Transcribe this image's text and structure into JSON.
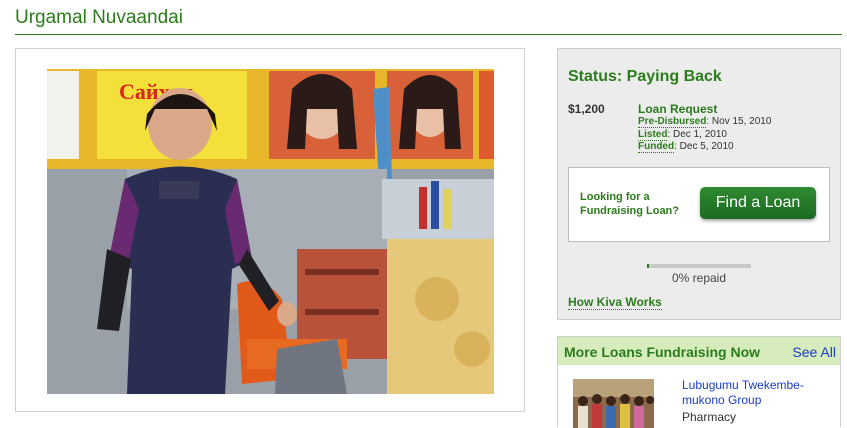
{
  "borrower": {
    "name": "Urgamal Nuvaandai",
    "photo_signage_text": "Сайхан"
  },
  "status": {
    "heading": "Status: Paying Back",
    "amount": "$1,200",
    "loan_request": "Loan Request",
    "timeline": [
      {
        "label": "Pre-Disbursed",
        "date": "Nov 15, 2010"
      },
      {
        "label": "Listed",
        "date": "Dec 1, 2010"
      },
      {
        "label": "Funded",
        "date": "Dec 5, 2010"
      }
    ],
    "fundraising_prompt_line1": "Looking for a",
    "fundraising_prompt_line2": "Fundraising Loan?",
    "find_loan_button": "Find a Loan",
    "repaid_percent": 0,
    "repaid_label": "0% repaid",
    "how_kiva_works": "How Kiva Works"
  },
  "more_loans": {
    "title": "More Loans Fundraising Now",
    "see_all": "See All",
    "items": [
      {
        "name": "Lubugumu Twekembe-mukono Group",
        "sector": "Pharmacy"
      }
    ]
  },
  "colors": {
    "brand_green": "#2b7d1b",
    "link_blue": "#1a3cc8",
    "panel_gray": "#ececec",
    "header_light_green": "#d7ecbd"
  }
}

::::::::

◆ Exercise objective
Write out the whole listing again, exactly, with no pictures.

◆ Written response
Transcribe this image's text and structure into JSON.
{
  "borrower": {
    "name": "Urgamal Nuvaandai",
    "photo_signage_text": "Сайхан"
  },
  "status": {
    "heading": "Status: Paying Back",
    "amount": "$1,200",
    "loan_request": "Loan Request",
    "timeline": [
      {
        "label": "Pre-Disbursed",
        "date": "Nov 15, 2010"
      },
      {
        "label": "Listed",
        "date": "Dec 1, 2010"
      },
      {
        "label": "Funded",
        "date": "Dec 5, 2010"
      }
    ],
    "fundraising_prompt_line1": "Looking for a",
    "fundraising_prompt_line2": "Fundraising Loan?",
    "find_loan_button": "Find a Loan",
    "repaid_percent": 0,
    "repaid_label": "0% repaid",
    "how_kiva_works": "How Kiva Works"
  },
  "more_loans": {
    "title": "More Loans Fundraising Now",
    "see_all": "See All",
    "items": [
      {
        "name": "Lubugumu Twekembe-mukono Group",
        "sector": "Pharmacy"
      }
    ]
  },
  "colors": {
    "brand_green": "#2b7d1b",
    "link_blue": "#1a3cc8",
    "panel_gray": "#ececec",
    "header_light_green": "#d7ecbd"
  }
}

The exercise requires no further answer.